Copy out every line of the records that contains the word "button".

Start of Stored records

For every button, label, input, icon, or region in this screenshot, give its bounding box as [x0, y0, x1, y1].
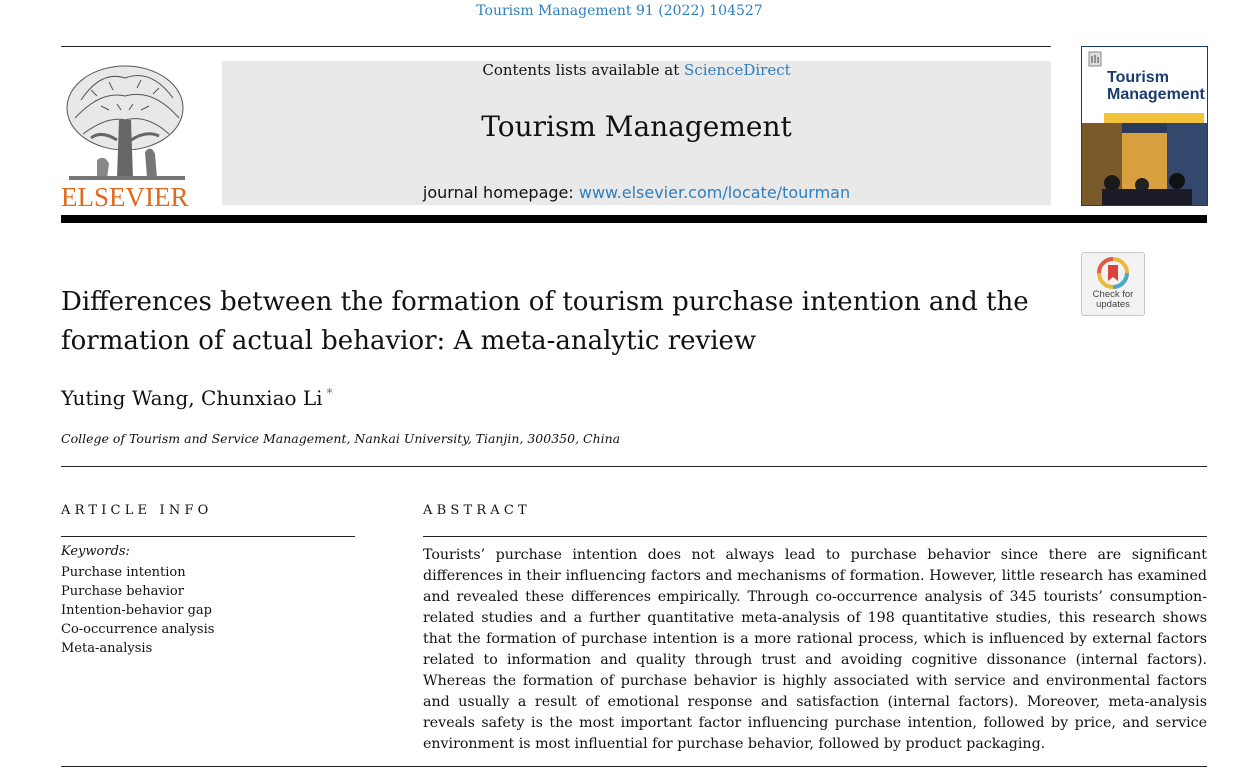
check-for-updates-button[interactable] — [1081, 252, 1145, 316]
cover-title — [1107, 69, 1205, 103]
journal-title: Tourism Management — [481, 110, 792, 143]
keyword-item: Meta-analysis — [61, 641, 153, 656]
keyword-item: Purchase intention — [61, 565, 186, 580]
article-info-heading: ARTICLE INFO — [61, 503, 213, 518]
section-divider — [61, 466, 1207, 467]
affiliation: College of Tourism and Service Management, Nankai University, Tianjin, 300350, China — [61, 431, 621, 446]
author-names[interactable]: Yuting Wang, Chunxiao Li — [61, 386, 323, 410]
cover-photo — [1082, 123, 1207, 205]
citation-link[interactable]: Tourism Management 91 (2022) 104527 — [476, 3, 763, 19]
abstract-text: Tourists’ purchase intention does not always lead to purchase behavior since there are significant differences in their influencing factors and mechanisms of formation. However, little research has examined and revealed these differences empirically. Through co-occurrence analysis of 345 tourists’ consumption-related studies and a further quantitative meta-analysis of 198 quantitative studies, this research shows that the formation of purchase intention is a more rational process, which is influenced by external factors related to information and quality through trust and avoiding cognitive dissonance (internal factors). Whereas the formation of purchase behavior is highly associated with service and environmental factors and usually a result of emotional response and satisfaction (internal factors). Moreover, meta-analysis reveals safety is the most important factor influencing purchase intention, followed by price, and service environment is most influential for purchase behavior, followed by product packaging. — [423, 547, 1207, 752]
abstract-divider — [423, 536, 1207, 537]
cover-title-line2: Management — [1107, 86, 1205, 103]
check-updates-label — [1082, 290, 1144, 309]
homepage-prefix: journal homepage: — [422, 183, 579, 202]
homepage-line — [222, 183, 1051, 202]
abstract-heading: ABSTRACT — [423, 503, 531, 518]
cover-yellow-band — [1104, 113, 1204, 123]
corresponding-author-mark[interactable]: * — [326, 386, 333, 401]
check-updates-line1: Check for — [1092, 289, 1134, 300]
journal-cover[interactable] — [1081, 46, 1208, 206]
cover-elsevier-icon — [1088, 51, 1102, 67]
keyword-item: Co-occurrence analysis — [61, 622, 215, 637]
authors — [61, 386, 333, 410]
journal-homepage-link[interactable]: www.elsevier.com/locate/tourman — [578, 183, 851, 202]
header-divider — [61, 46, 1051, 47]
contents-prefix: Contents lists available at — [482, 61, 685, 79]
keywords-label: Keywords: — [61, 544, 130, 559]
check-updates-line2: updates — [1096, 298, 1130, 310]
keyword-item: Purchase behavior — [61, 584, 184, 599]
header-thick-rule — [61, 215, 1207, 223]
cover-title-line1: Tourism — [1107, 69, 1169, 86]
keywords-list — [61, 563, 214, 658]
contents-line — [222, 61, 1051, 79]
article-info-divider — [61, 536, 355, 537]
footer-divider — [61, 766, 1207, 767]
publisher-name: ELSEVIER — [61, 182, 189, 212]
article-title: Differences between the formation of tourism purchase intention and the formation of actual behavior: A meta-analytic review — [61, 287, 1029, 356]
sciencedirect-link[interactable]: ScienceDirect — [684, 61, 791, 79]
keyword-item: Intention-behavior gap — [61, 603, 212, 618]
check-updates-icon — [1097, 257, 1129, 289]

End of Stored records

Expected answer =>
For every button, label, input, icon, or region in this screenshot, give its bounding box as [x0, y0, x1, y1].
check-for-updates-button[interactable] — [1081, 252, 1145, 316]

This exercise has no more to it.